Exercise task
Determine how many lines include the string "Drake". Output that number only.

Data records
+ + + + + + +
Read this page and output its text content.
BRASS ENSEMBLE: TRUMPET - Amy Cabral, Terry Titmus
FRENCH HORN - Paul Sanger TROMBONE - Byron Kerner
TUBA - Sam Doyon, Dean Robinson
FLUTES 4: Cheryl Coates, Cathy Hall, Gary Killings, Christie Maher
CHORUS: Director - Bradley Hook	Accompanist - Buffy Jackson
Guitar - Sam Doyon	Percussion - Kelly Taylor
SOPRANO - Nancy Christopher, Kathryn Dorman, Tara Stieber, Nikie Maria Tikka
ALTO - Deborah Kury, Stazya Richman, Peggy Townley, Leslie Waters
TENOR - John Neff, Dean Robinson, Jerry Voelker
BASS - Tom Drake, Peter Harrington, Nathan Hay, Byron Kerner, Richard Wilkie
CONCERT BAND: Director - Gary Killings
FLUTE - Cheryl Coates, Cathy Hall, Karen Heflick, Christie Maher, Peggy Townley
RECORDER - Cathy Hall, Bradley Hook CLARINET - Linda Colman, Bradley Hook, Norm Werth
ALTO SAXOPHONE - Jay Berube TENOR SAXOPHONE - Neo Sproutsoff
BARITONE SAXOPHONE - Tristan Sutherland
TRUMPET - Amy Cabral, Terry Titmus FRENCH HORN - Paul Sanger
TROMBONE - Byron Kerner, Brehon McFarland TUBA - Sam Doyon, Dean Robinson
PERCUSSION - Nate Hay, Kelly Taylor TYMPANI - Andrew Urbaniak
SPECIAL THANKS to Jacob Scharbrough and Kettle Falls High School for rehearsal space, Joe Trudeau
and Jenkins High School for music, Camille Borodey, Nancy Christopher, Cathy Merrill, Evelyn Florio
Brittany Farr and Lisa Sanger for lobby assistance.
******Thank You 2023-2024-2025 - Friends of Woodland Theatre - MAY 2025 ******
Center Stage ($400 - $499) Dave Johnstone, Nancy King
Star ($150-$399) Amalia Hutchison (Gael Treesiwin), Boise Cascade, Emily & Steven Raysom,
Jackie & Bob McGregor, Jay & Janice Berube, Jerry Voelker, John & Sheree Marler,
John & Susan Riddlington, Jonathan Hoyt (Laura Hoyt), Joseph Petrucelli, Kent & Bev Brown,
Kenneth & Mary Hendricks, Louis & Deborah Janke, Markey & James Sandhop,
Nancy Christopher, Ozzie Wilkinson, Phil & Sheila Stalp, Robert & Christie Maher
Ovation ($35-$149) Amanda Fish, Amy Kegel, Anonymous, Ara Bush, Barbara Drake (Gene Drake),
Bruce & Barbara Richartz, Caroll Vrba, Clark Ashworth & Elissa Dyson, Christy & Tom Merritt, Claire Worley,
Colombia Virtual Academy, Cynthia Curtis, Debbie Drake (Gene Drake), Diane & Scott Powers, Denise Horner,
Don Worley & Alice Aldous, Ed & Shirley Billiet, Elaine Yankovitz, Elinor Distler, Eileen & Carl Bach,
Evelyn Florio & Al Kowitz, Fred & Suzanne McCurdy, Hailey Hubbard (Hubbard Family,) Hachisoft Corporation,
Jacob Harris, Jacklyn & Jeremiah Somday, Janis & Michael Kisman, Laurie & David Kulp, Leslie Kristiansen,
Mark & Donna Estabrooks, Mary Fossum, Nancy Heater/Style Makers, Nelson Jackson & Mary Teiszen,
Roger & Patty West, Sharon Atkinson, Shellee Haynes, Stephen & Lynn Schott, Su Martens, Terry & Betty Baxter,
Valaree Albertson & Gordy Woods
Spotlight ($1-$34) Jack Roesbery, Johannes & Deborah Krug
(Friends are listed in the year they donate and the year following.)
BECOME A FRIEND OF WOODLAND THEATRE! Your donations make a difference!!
+ + + + + + +
Answer to this problem
3